Select and reproduce each line of the listing below that bears the string "JSON".

Data extracted from a collection
>>>>>

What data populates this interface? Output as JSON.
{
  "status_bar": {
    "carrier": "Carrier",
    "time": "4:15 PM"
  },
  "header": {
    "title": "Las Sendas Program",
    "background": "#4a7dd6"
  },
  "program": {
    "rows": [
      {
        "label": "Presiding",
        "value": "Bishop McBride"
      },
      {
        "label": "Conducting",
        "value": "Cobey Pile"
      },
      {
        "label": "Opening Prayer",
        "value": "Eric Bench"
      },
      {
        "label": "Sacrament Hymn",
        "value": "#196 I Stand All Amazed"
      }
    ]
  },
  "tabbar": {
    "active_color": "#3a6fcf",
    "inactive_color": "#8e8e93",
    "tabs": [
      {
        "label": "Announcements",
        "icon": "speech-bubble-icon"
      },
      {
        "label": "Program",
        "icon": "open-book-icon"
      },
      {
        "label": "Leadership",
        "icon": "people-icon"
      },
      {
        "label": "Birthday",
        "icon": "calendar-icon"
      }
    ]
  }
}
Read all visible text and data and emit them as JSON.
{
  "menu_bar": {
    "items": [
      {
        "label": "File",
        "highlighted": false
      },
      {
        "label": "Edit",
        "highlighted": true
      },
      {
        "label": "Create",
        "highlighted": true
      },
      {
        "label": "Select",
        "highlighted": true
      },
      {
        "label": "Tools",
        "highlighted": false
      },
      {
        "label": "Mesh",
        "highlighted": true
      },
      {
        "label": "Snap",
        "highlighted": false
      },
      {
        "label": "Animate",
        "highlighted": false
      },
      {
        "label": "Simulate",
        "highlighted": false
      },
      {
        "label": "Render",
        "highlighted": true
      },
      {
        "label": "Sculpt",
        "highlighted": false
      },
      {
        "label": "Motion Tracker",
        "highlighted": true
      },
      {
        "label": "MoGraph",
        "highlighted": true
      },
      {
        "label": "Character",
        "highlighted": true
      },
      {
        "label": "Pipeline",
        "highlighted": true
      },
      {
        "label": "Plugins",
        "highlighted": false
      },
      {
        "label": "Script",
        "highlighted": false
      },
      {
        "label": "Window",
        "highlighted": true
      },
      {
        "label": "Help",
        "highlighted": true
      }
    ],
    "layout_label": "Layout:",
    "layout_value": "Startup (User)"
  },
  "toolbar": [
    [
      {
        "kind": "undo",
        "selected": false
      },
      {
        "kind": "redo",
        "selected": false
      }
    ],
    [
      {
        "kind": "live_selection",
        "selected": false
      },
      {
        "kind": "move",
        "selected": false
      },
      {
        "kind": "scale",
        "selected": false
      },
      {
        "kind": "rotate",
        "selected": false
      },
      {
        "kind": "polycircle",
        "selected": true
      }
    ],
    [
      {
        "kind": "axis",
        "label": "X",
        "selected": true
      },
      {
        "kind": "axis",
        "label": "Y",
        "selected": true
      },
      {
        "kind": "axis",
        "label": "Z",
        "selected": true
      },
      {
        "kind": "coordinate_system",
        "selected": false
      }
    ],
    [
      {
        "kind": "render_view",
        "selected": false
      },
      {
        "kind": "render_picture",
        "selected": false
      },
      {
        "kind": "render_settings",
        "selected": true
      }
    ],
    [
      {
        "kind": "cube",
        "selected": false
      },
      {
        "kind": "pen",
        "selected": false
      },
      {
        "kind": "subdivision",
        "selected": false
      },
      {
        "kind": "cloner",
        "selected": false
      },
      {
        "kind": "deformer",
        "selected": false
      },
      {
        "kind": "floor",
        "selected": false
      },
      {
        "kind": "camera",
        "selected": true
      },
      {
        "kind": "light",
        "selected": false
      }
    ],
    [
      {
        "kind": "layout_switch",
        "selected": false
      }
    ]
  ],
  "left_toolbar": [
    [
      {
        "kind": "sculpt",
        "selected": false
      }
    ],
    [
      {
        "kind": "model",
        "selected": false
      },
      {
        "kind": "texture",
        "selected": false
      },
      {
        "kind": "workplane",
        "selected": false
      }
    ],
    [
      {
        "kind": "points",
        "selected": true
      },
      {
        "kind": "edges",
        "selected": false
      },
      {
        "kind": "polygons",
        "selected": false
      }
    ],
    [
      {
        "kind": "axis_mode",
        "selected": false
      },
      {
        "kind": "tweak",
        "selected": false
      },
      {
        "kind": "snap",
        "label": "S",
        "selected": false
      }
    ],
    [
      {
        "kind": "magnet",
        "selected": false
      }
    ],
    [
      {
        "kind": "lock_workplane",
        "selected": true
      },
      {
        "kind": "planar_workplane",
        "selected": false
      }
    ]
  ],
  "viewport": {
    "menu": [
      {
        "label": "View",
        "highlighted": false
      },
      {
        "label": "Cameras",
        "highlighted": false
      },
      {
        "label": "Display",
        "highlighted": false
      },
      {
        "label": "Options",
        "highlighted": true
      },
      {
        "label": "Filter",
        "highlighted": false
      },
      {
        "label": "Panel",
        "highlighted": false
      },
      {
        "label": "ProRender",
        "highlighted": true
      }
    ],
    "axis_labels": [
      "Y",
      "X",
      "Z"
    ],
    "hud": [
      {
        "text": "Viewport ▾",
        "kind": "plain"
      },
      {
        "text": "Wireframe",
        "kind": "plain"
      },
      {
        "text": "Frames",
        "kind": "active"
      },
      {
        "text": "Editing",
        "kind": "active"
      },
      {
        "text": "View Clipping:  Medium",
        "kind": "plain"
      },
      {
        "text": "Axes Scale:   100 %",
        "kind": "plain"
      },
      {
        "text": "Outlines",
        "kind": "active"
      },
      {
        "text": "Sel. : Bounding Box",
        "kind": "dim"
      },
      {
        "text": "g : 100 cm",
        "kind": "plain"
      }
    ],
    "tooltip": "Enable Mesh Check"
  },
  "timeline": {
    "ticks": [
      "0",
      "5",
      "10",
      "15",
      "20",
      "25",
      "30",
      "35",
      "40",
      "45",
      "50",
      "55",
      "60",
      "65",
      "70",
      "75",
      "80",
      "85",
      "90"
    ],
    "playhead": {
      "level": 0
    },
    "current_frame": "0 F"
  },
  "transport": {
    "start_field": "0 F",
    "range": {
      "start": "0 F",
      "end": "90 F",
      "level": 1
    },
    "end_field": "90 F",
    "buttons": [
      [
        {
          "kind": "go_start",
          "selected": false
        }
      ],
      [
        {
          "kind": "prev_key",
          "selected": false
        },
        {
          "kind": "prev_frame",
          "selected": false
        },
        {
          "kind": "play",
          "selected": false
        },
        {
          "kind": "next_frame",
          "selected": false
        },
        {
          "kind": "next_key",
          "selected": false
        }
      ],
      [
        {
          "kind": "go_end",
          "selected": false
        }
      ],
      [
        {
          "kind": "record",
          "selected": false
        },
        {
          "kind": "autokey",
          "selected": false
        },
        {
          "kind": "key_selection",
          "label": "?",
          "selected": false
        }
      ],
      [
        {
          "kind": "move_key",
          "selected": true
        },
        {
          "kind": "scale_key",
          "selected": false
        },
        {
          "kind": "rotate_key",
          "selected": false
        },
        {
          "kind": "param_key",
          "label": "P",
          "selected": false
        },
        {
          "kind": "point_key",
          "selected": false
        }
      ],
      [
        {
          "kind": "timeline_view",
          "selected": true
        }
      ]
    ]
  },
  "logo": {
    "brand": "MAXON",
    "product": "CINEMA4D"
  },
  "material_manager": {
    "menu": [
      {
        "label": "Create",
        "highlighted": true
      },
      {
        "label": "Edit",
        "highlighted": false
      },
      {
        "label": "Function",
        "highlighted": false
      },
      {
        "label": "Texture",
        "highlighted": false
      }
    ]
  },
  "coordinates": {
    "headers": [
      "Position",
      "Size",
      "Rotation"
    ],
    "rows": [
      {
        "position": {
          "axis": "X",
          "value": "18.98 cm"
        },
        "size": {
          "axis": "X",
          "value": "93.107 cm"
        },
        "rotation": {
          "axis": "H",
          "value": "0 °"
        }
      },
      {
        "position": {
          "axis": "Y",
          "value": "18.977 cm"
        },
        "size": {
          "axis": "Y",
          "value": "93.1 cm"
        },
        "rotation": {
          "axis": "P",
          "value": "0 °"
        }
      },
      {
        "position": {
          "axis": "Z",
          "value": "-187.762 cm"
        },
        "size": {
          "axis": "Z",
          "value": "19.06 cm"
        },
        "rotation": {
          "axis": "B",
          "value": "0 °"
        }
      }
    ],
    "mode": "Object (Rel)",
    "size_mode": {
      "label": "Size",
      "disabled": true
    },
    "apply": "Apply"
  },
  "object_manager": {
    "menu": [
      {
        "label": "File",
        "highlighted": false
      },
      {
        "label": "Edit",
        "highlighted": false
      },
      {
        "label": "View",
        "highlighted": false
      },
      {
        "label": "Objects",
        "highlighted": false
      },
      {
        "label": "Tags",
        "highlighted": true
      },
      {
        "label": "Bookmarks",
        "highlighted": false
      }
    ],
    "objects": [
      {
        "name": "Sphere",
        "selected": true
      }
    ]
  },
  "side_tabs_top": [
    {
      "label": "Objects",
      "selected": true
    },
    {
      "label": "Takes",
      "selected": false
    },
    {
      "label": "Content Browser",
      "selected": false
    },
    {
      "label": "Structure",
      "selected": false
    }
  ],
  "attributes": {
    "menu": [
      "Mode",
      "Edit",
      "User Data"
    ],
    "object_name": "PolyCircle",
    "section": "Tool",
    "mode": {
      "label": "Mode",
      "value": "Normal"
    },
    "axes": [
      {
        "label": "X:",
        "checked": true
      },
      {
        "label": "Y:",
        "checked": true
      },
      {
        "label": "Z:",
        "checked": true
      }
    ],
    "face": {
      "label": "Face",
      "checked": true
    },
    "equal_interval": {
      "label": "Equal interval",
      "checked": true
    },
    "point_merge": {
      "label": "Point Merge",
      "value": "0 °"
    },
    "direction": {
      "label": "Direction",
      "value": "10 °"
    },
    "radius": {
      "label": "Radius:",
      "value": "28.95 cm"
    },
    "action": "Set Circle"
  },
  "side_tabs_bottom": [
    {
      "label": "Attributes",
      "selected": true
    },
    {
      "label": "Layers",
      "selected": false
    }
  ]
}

<<<<<

#### [Solution to the problem]
What data populates this interface? Output as JSON.
Read all visible text and data and emit them as JSON.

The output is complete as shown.